WORK REQUIRED = Return all the data below as it stands, minus the pictures.

INPUT FOR THIS TASK =
☆ ☆ ☆
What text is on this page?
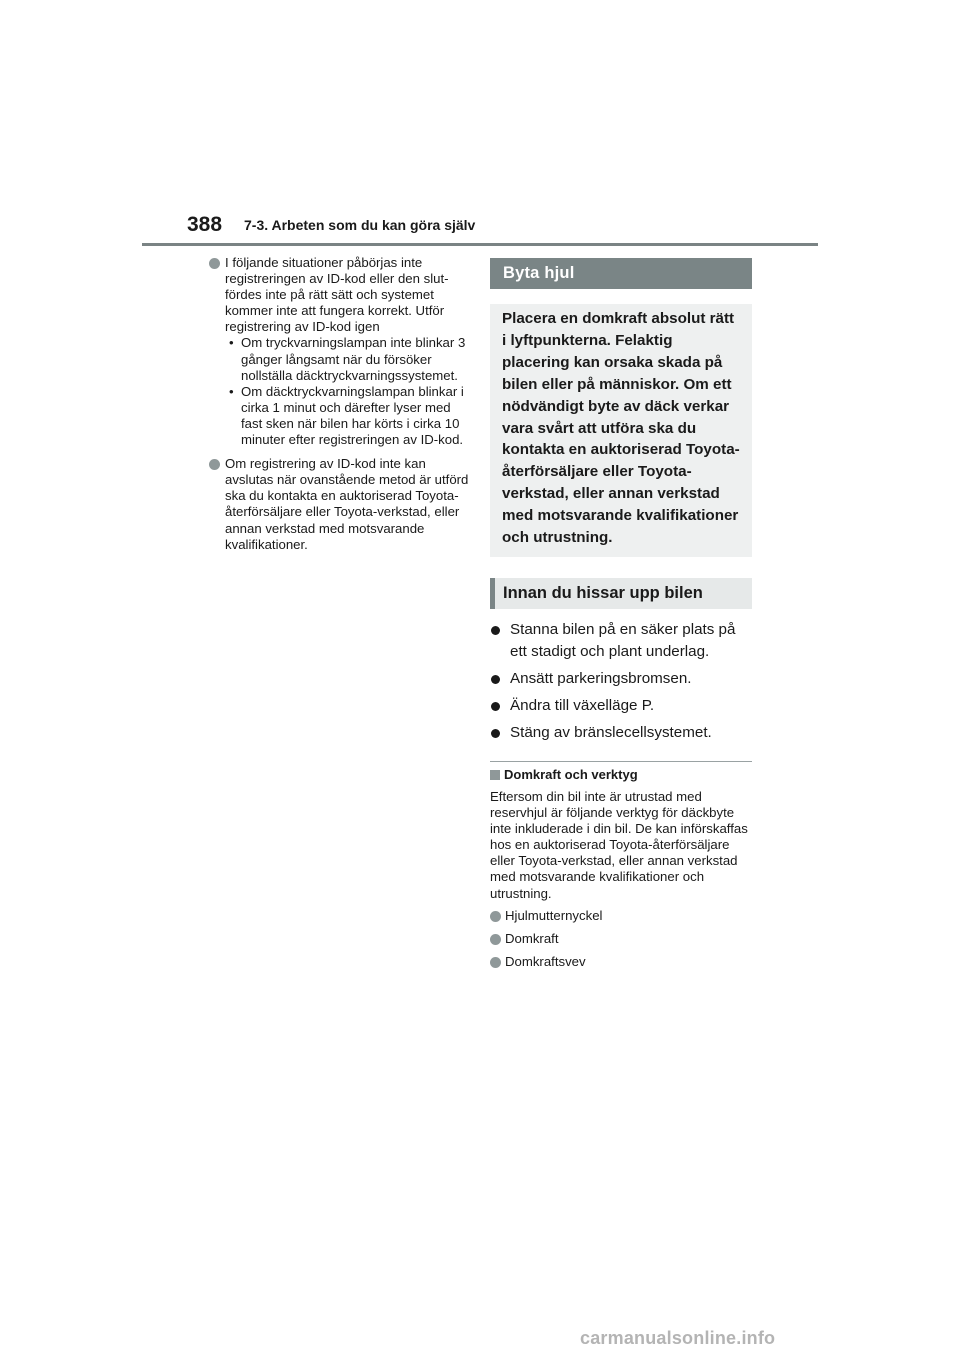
388 7-3. Arbeten som du kan göra själv
I följande situationer påbörjas inte registreringen av ID-kod eller den slutfördes inte på rätt sätt och systemet kommer inte att fungera korrekt. Utför registrering av ID-kod igen
• Om tryckvarningslampan inte blinkar 3 gånger långsamt när du försöker nollställa däcktryckvarningssystemet.
• Om däcktryckvarningslampan blinkar i cirka 1 minut och därefter lyser med fast sken när bilen har körts i cirka 10 minuter efter registreringen av ID-kod.
Om registrering av ID-kod inte kan avslutas när ovanstående metod är utförd ska du kontakta en auktoriserad Toyota-återförsäljare eller Toyota-verkstad, eller annan verkstad med motsvarande kvalifikationer.
Byta hjul
Placera en domkraft absolut rätt i lyftpunkterna. Felaktig placering kan orsaka skada på bilen eller på människor. Om ett nödvändigt byte av däck verkar vara svårt att utföra ska du kontakta en auktoriserad Toyota-återförsäljare eller Toyota-verkstad, eller annan verkstad med motsvarande kvalifikationer och utrustning.
Innan du hissar upp bilen
Stanna bilen på en säker plats på ett stadigt och plant underlag.
Ansätt parkeringsbromsen.
Ändra till växelläge P.
Stäng av bränslecellsystemet.
Domkraft och verktyg

Eftersom din bil inte är utrustad med reservhjul är följande verktyg för däckbyte inte inkluderade i din bil. De kan införskaffas hos en auktoriserad Toyota-återförsäljare eller Toyota-verkstad, eller annan verkstad med motsvarande kvalifikationer och utrustning.

Hjulmutternyckel
Domkraft
Domkraftsvev
carmanualsonline.info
☆ ☆ ☆
WRITTEN ANSWER =
What text is on this page?
388 7-3. Arbeten som du kan göra själv
I följande situationer påbörjas inte registreringen av ID-kod eller den slutfördes inte på rätt sätt och systemet kommer inte att fungera korrekt. Utför registrering av ID-kod igen
• Om tryckvarningslampan inte blinkar 3 gånger långsamt när du försöker nollställa däcktryckvarningssystemet.
• Om däcktryckvarningslampan blinkar i cirka 1 minut och därefter lyser med fast sken när bilen har körts i cirka 10 minuter efter registreringen av ID-kod.
Om registrering av ID-kod inte kan avslutas när ovanstående metod är utförd ska du kontakta en auktoriserad Toyota-återförsäljare eller Toyota-verkstad, eller annan verkstad med motsvarande kvalifikationer.
Byta hjul
Placera en domkraft absolut rätt i lyftpunkterna. Felaktig placering kan orsaka skada på bilen eller på människor. Om ett nödvändigt byte av däck verkar vara svårt att utföra ska du kontakta en auktoriserad Toyota-återförsäljare eller Toyota-verkstad, eller annan verkstad med motsvarande kvalifikationer och utrustning.
Innan du hissar upp bilen
Stanna bilen på en säker plats på ett stadigt och plant underlag.
Ansätt parkeringsbromsen.
Ändra till växelläge P.
Stäng av bränslecellsystemet.
Domkraft och verktyg

Eftersom din bil inte är utrustad med reservhjul är följande verktyg för däckbyte inte inkluderade i din bil. De kan införskaffas hos en auktoriserad Toyota-återförsäljare eller Toyota-verkstad, eller annan verkstad med motsvarande kvalifikationer och utrustning.

Hjulmutternyckel
Domkraft
Domkraftsvev
carmanualsonline.info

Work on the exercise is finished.